● DATA FOR THIS TASK
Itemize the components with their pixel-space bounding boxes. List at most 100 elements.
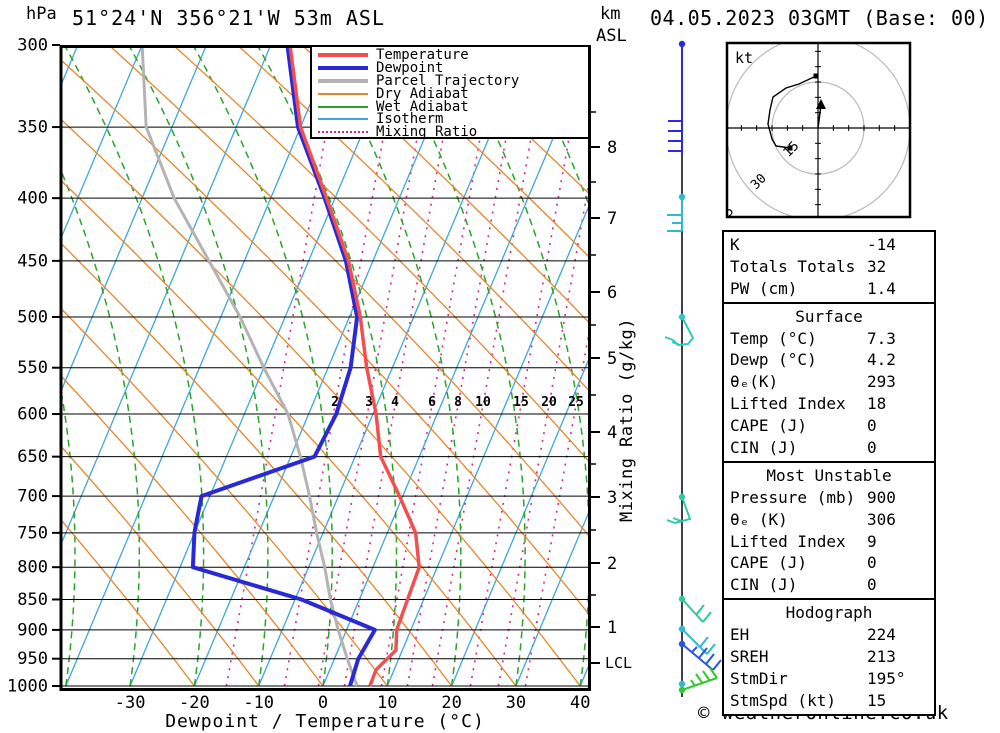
pressure-tick-label: 850 bbox=[17, 590, 48, 610]
pressure-tick-label: 750 bbox=[17, 523, 48, 543]
pressure-tick-label: 950 bbox=[17, 649, 48, 669]
row-value: 213 bbox=[867, 647, 896, 667]
row-label: Temp (°C) bbox=[730, 328, 817, 348]
table-row: Pressure (mb) 900 bbox=[730, 487, 928, 509]
table-row: θₑ (K) 306 bbox=[730, 509, 928, 531]
temperature-legend-swatch bbox=[318, 53, 368, 58]
hodograph-unit-label: kt bbox=[735, 49, 753, 67]
pressure-tick-label: 450 bbox=[17, 251, 48, 271]
panel-section-header: Hodograph bbox=[785, 603, 873, 623]
legend-item-label: Isotherm bbox=[376, 111, 444, 128]
row-label: CIN (J) bbox=[730, 575, 798, 595]
chart-legend: Temperature Dewpoint Parcel Trajectory Dry … bbox=[310, 45, 590, 139]
mixing-ratio-value-label: 6 bbox=[428, 395, 436, 410]
row-label: CAPE (J) bbox=[730, 553, 808, 573]
table-row: CAPE (J) 0 bbox=[730, 415, 928, 437]
page-title: 51°24'N 356°21'W 53m ASL bbox=[72, 6, 385, 30]
pressure-tick-label: 800 bbox=[17, 558, 48, 578]
row-value: 18 bbox=[867, 394, 887, 414]
isotherm-legend-swatch bbox=[318, 118, 368, 121]
panel-section-header: Most Unstable bbox=[766, 465, 892, 485]
storm-motion-arrowhead bbox=[816, 99, 826, 109]
row-value: 224 bbox=[867, 625, 896, 645]
legend-item-label: Wet Adiabat bbox=[376, 98, 469, 115]
temperature-axis-title: Dewpoint / Temperature (°C) bbox=[165, 711, 485, 732]
mixing-ratio-value-label: 10 bbox=[475, 395, 491, 410]
pressure-axis-unit: hPa bbox=[26, 4, 57, 24]
table-row: PW (cm) 1.4 bbox=[730, 278, 928, 300]
km-tick-label: 6 bbox=[607, 283, 617, 303]
lcl-label: LCL bbox=[605, 654, 632, 672]
pressure-tick-label: 900 bbox=[17, 620, 48, 640]
altitude-axis-unit-km: km bbox=[600, 4, 621, 24]
legend-item: Isotherm bbox=[316, 111, 584, 128]
legend-item: Temperature bbox=[316, 47, 584, 63]
row-value: 900 bbox=[867, 487, 896, 507]
temp-tick-label: 30 bbox=[506, 693, 526, 713]
panel-section: K -14 Totals Totals 32 PW (cm) 1.4 bbox=[722, 230, 936, 304]
pressure-tick-label: 400 bbox=[17, 189, 48, 209]
mixing-legend-swatch bbox=[318, 131, 368, 134]
mixing-ratio-value-label: 3 bbox=[365, 395, 373, 410]
mixing-ratio-axis-title: Mixing Ratio (g/kg) bbox=[617, 318, 637, 522]
row-label: SREH bbox=[730, 647, 769, 667]
hodograph-ring-label: 45 bbox=[716, 204, 738, 226]
hodograph-ring-label: 30 bbox=[748, 171, 770, 193]
mixing-ratio-value-label: 20 bbox=[541, 395, 557, 410]
mixing-ratio-value-label: 8 bbox=[454, 395, 462, 410]
temp-tick-label: -10 bbox=[243, 693, 274, 713]
legend-item: Dewpoint bbox=[316, 60, 584, 76]
dry-legend-swatch bbox=[318, 92, 368, 95]
parcel-legend-swatch bbox=[318, 78, 368, 83]
wind-barb bbox=[666, 493, 692, 524]
wind-barb bbox=[678, 595, 712, 623]
temperature-curve bbox=[288, 46, 421, 687]
altitude-axis: 8 7 6 5 4 3 2 1 LCL bbox=[590, 111, 632, 672]
row-label: Pressure (mb) bbox=[730, 487, 856, 507]
km-tick-label: 5 bbox=[607, 349, 617, 369]
row-value: 4.2 bbox=[867, 350, 896, 370]
row-value: 1.4 bbox=[867, 278, 896, 298]
km-tick-label: 2 bbox=[607, 554, 617, 574]
dry-adiabat-lines bbox=[61, 46, 589, 687]
pressure-tick-label: 350 bbox=[17, 118, 48, 138]
row-value: 9 bbox=[867, 531, 877, 551]
table-row: StmSpd (kt) 15 bbox=[730, 690, 928, 712]
temperature-axis: -30 -20 -10 0 10 20 30 40 bbox=[115, 693, 591, 713]
isotherm-lines bbox=[61, 46, 589, 687]
row-value: -14 bbox=[867, 235, 896, 254]
row-value: 195° bbox=[867, 668, 906, 688]
hodograph-trace-dot bbox=[813, 73, 819, 79]
legend-item: Dry Adiabat bbox=[316, 86, 584, 102]
table-row: Temp (°C) 7.3 bbox=[730, 328, 928, 350]
hodograph-trace bbox=[767, 75, 817, 149]
mixing-ratio-value-label: 25 bbox=[568, 395, 584, 410]
wind-barb bbox=[678, 640, 722, 671]
table-row: Lifted Index 18 bbox=[730, 393, 928, 415]
mixing-ratio-value-labels: 2 3 4 6 8 10 15 20 25 bbox=[331, 395, 584, 410]
pressure-axis: 300 350 400 450 500 550 600 650 700 750 800 850 900 9… bbox=[7, 36, 60, 697]
temp-tick-label: 0 bbox=[318, 693, 328, 713]
wind-barb bbox=[678, 680, 686, 688]
parcel-trajectory-curve bbox=[140, 46, 359, 687]
row-label: K bbox=[730, 235, 740, 254]
pressure-tick-label: 600 bbox=[17, 405, 48, 425]
wind-barb bbox=[678, 667, 718, 694]
pressure-tick-label: 1000 bbox=[7, 677, 48, 697]
row-value: 32 bbox=[867, 256, 887, 276]
temp-tick-label: 10 bbox=[377, 693, 397, 713]
hodograph: 153045kt bbox=[716, 41, 912, 226]
pressure-tick-label: 300 bbox=[17, 36, 48, 56]
date-label: 04.05.2023 03GMT (Base: 00) bbox=[650, 6, 989, 30]
mixing-ratio-value-label: 2 bbox=[331, 395, 339, 410]
altitude-axis-unit-asl: ASL bbox=[596, 26, 627, 46]
legend-item-label: Parcel Trajectory bbox=[376, 73, 520, 89]
row-value: 306 bbox=[867, 509, 896, 529]
wind-barb bbox=[667, 193, 686, 232]
table-row: CAPE (J) 0 bbox=[730, 552, 928, 574]
row-label: Dewp (°C) bbox=[730, 350, 817, 370]
km-tick-label: 3 bbox=[607, 488, 617, 508]
row-value: 293 bbox=[867, 372, 896, 392]
table-row: StmDir 195° bbox=[730, 668, 928, 690]
mixing-ratio-value-label: 4 bbox=[391, 395, 399, 410]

● EXERCISE DETAILS
Set down, unchanged, the lines of the listing from the line with "pressure-tick-label: 850 bbox=[17, 590, 48, 610]" through the line with "table-row: Pressure (mb)", both included.

● EXERCISE RESPONSE
pressure-tick-label: 850 bbox=[17, 590, 48, 610]
pressure-tick-label: 750 bbox=[17, 523, 48, 543]
pressure-tick-label: 950 bbox=[17, 649, 48, 669]
row-value: 213 bbox=[867, 647, 896, 667]
row-label: Temp (°C) bbox=[730, 328, 817, 348]
table-row: Pressure (mb) 900 bbox=[730, 487, 928, 509]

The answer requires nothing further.